:: To do ::
Using the records below, find every line that includes "Cofilin" and copy it.

:: Supplied data ::
======

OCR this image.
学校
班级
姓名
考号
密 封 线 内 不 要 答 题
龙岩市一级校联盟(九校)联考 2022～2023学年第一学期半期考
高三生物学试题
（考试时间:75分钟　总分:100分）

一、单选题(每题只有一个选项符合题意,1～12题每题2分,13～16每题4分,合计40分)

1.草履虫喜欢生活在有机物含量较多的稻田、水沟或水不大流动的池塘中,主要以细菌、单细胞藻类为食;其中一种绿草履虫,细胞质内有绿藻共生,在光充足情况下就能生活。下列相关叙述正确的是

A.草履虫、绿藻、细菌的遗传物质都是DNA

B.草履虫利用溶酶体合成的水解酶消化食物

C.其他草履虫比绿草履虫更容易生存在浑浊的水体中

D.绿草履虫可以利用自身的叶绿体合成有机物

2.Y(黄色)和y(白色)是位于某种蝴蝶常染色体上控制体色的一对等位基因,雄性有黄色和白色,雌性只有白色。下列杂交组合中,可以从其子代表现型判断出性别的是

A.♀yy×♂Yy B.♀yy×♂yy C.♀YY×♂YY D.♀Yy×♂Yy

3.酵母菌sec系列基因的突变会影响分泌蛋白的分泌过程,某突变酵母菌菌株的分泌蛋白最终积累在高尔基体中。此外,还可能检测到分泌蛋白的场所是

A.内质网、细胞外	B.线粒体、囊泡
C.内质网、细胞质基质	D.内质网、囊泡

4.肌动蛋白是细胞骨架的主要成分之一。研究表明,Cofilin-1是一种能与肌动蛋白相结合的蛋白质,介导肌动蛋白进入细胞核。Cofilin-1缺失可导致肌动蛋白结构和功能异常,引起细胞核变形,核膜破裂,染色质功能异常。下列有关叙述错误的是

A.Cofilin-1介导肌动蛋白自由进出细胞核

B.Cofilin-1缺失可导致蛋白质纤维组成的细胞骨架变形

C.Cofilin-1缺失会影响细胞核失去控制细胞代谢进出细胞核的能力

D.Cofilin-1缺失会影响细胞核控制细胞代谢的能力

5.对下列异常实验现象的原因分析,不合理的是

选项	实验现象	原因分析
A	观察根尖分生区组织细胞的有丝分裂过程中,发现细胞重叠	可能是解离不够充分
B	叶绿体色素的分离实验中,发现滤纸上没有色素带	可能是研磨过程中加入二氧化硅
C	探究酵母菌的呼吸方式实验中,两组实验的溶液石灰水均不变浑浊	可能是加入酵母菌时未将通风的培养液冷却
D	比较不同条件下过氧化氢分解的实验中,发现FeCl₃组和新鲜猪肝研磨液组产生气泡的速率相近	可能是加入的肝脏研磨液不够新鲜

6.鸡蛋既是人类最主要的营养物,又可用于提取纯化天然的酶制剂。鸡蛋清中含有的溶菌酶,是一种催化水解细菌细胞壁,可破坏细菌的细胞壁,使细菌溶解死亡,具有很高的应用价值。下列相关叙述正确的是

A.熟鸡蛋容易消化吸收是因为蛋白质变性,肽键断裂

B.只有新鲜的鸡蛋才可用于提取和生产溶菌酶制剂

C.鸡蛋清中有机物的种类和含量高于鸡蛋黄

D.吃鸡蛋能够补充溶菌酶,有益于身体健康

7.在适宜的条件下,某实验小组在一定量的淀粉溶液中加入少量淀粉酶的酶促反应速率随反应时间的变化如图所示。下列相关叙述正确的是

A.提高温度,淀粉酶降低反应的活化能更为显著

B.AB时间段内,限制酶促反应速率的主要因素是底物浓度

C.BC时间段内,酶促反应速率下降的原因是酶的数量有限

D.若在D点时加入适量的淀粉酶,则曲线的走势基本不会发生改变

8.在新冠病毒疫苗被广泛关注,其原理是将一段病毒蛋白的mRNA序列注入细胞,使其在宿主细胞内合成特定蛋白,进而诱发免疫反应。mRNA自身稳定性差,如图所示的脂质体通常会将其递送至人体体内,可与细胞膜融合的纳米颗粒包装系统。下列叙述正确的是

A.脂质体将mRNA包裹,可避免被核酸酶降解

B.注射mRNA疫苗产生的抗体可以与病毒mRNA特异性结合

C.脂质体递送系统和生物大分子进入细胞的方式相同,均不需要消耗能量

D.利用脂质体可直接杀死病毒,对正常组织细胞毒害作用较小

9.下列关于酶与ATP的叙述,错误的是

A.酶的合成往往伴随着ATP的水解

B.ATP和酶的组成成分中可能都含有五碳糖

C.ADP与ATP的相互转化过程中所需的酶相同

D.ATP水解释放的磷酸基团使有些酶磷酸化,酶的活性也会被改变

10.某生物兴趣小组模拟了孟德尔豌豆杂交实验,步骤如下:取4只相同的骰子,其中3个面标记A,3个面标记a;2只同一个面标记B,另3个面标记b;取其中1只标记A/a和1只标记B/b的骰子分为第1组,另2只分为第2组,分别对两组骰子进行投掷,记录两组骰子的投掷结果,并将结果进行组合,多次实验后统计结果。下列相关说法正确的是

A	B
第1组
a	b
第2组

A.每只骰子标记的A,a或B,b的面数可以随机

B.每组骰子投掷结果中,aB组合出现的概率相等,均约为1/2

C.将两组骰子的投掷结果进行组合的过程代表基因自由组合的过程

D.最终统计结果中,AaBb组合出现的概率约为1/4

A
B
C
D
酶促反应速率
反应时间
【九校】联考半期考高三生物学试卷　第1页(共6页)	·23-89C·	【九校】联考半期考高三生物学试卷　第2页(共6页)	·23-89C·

======

:: Worked solution ::
4.肌动蛋白是细胞骨架的主要成分之一。研究表明,Cofilin-1是一种能与肌动蛋白相结合的蛋白质,介导肌动蛋白进入细胞核。Cofilin-1缺失可导致肌动蛋白结构和功能异常,引起细胞核变形,核膜破裂,染色质功能异常。下列有关叙述错误的是
A.Cofilin-1介导肌动蛋白自由进出细胞核
B.Cofilin-1缺失可导致蛋白质纤维组成的细胞骨架变形
C.Cofilin-1缺失会影响细胞核失去控制细胞代谢进出细胞核的能力
D.Cofilin-1缺失会影响细胞核控制细胞代谢的能力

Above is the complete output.